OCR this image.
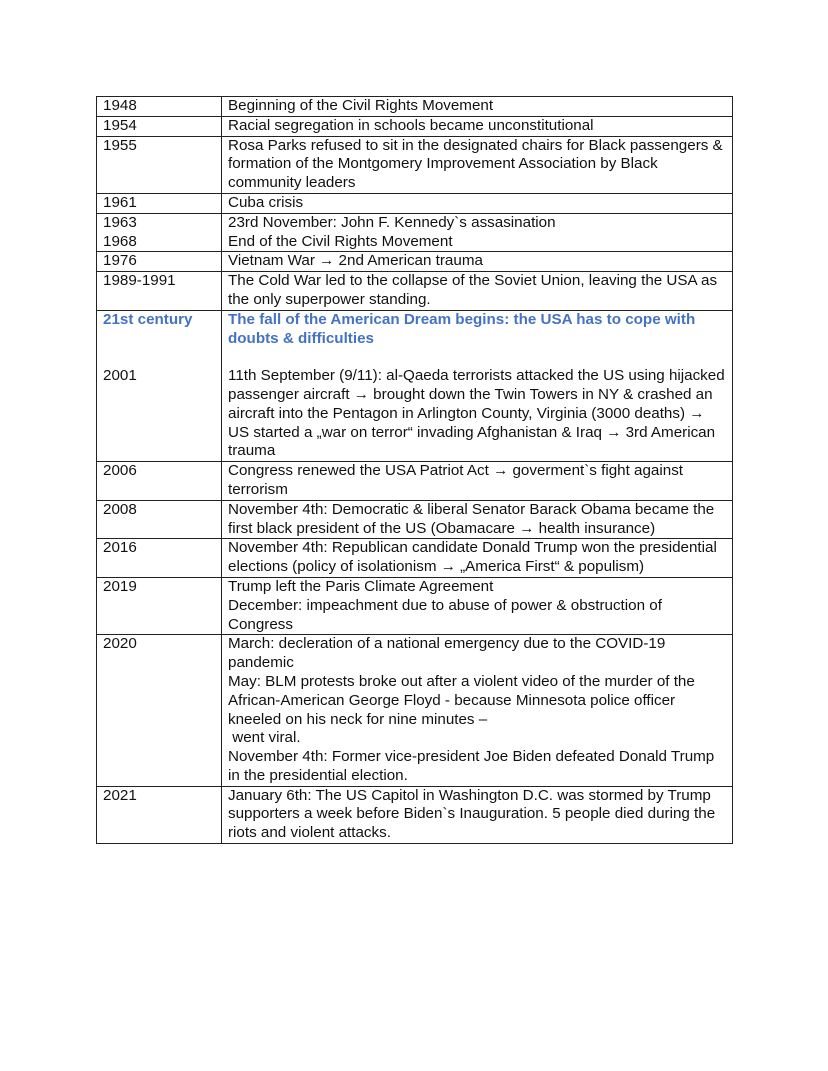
1948	Beginning of the Civil Rights Movement

1954	Racial segregation in schools became unconstitutional

1955	Rosa Parks refused to sit in the designated chairs for Black passengers & formation of the Montgomery Improvement Association by Black community leaders

1961	Cuba crisis

1963	23rd November: John F. Kennedy`s assasination

1968	End of the Civil Rights Movement

1976	Vietnam War → 2nd American trauma

1989-1991	The Cold War led to the collapse of the Soviet Union, leaving the USA as the only superpower standing.

21st century	The fall of the American Dream begins: the USA has to cope with doubts & difficulties

2001	11th September (9/11): al-Qaeda terrorists attacked the US using hijacked passenger aircraft → brought down the Twin Towers in NY & crashed an aircraft into the Pentagon in Arlington County, Virginia (3000 deaths) → US started a „war on terror“ invading Afghanistan & Iraq → 3rd American trauma

2006	Congress renewed the USA Patriot Act → goverment`s fight against terrorism

2008	November 4th: Democratic & liberal Senator Barack Obama became the first black president of the US (Obamacare → health insurance)

2016	November 4th: Republican candidate Donald Trump won the presidential elections (policy of isolationism → „America First“ & populism)

2019	Trump left the Paris Climate Agreement
December: impeachment due to abuse of power & obstruction of Congress

2020	March: decleration of a national emergency due to the COVID-19 pandemic
May: BLM protests broke out after a violent video of the murder of the African-American George Floyd - because Minnesota police officer kneeled on his neck for nine minutes –
went viral.
November 4th: Former vice-president Joe Biden defeated Donald Trump in the presidential election.

2021	January 6th: The US Capitol in Washington D.C. was stormed by Trump supporters a week before Biden`s Inauguration. 5 people died during the riots and violent attacks.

» WHAT IS BEING ASKED: Using the listing above, pick out each line that contains the word "Civil", then copy it.

» RESPONSE BOX:
1948	Beginning of the Civil Rights Movement
1968	End of the Civil Rights Movement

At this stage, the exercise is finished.